### WRITTEN INSTRUCTION
Copy the data below exactly, omitting any picture it contains.

+ + + +

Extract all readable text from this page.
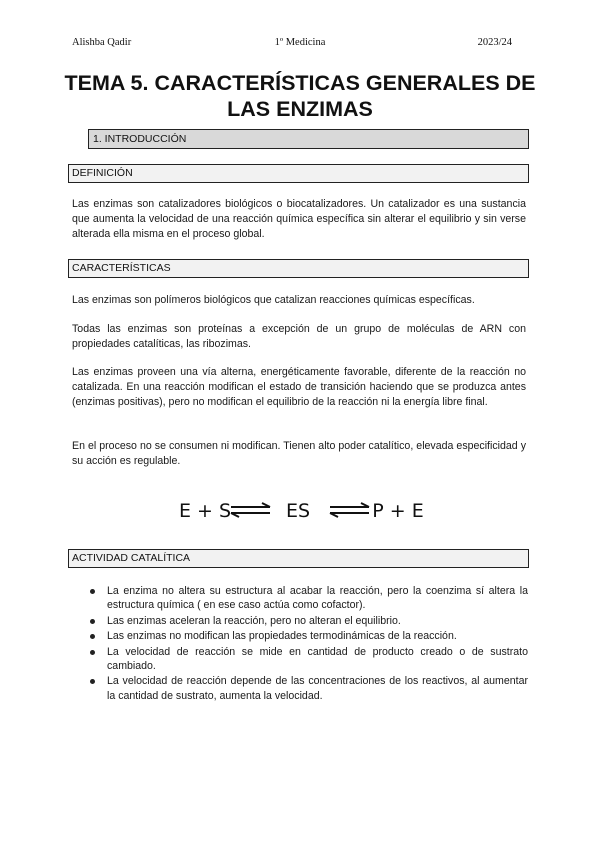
Alishba Qadir	1º Medicina	2023/24
TEMA 5. CARACTERÍSTICAS GENERALES DE
LAS ENZIMAS
1. INTRODUCCIÓN
DEFINICIÓN
Las enzimas son catalizadores biológicos o biocatalizadores. Un catalizador es una sustancia que aumenta la velocidad de una reacción química específica sin alterar el equilibrio y sin verse alterada ella misma en el proceso global.
CARACTERÍSTICAS
Las enzimas son polímeros biológicos que catalizan reacciones químicas específicas.
Todas las enzimas son proteínas a excepción de un grupo de moléculas de ARN con propiedades catalíticas, las ribozimas.
Las enzimas proveen una vía alterna, energéticamente favorable, diferente de la reacción no catalizada. En una reacción modifican el estado de transición haciendo que se produzca antes (enzimas positivas), pero no modifican el equilibrio de la reacción ni la energía libre final.
En el proceso no se consumen ni modifican. Tienen alto poder catalítico, elevada especificidad y su acción es regulable.
E + S	ES	P + E
ACTIVIDAD CATALÍTICA
La enzima no altera su estructura al acabar la reacción, pero la coenzima sí altera la estructura química ( en ese caso actúa como cofactor).
Las enzimas aceleran la reacción, pero no alteran el equilibrio.
Las enzimas no modifican las propiedades termodinámicas de la reacción.
La velocidad de reacción se mide en cantidad de producto creado o de sustrato cambiado.
La velocidad de reacción depende de las concentraciones de los reactivos, al aumentar la cantidad de sustrato, aumenta la velocidad.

+ + + +

### ANSWER TO THIS TASK
Extract all readable text from this page.
Alishba Qadir	1º Medicina	2023/24
TEMA 5. CARACTERÍSTICAS GENERALES DE
LAS ENZIMAS
1. INTRODUCCIÓN
DEFINICIÓN
Las enzimas son catalizadores biológicos o biocatalizadores. Un catalizador es una sustancia que aumenta la velocidad de una reacción química específica sin alterar el equilibrio y sin verse alterada ella misma en el proceso global.
CARACTERÍSTICAS
Las enzimas son polímeros biológicos que catalizan reacciones químicas específicas.
Todas las enzimas son proteínas a excepción de un grupo de moléculas de ARN con propiedades catalíticas, las ribozimas.
Las enzimas proveen una vía alterna, energéticamente favorable, diferente de la reacción no catalizada. En una reacción modifican el estado de transición haciendo que se produzca antes (enzimas positivas), pero no modifican el equilibrio de la reacción ni la energía libre final.
En el proceso no se consumen ni modifican. Tienen alto poder catalítico, elevada especificidad y su acción es regulable.
E + S	ES	P + E
ACTIVIDAD CATALÍTICA
La enzima no altera su estructura al acabar la reacción, pero la coenzima sí altera la estructura química ( en ese caso actúa como cofactor).
Las enzimas aceleran la reacción, pero no alteran el equilibrio.
Las enzimas no modifican las propiedades termodinámicas de la reacción.
La velocidad de reacción se mide en cantidad de producto creado o de sustrato cambiado.
La velocidad de reacción depende de las concentraciones de los reactivos, al aumentar la cantidad de sustrato, aumenta la velocidad.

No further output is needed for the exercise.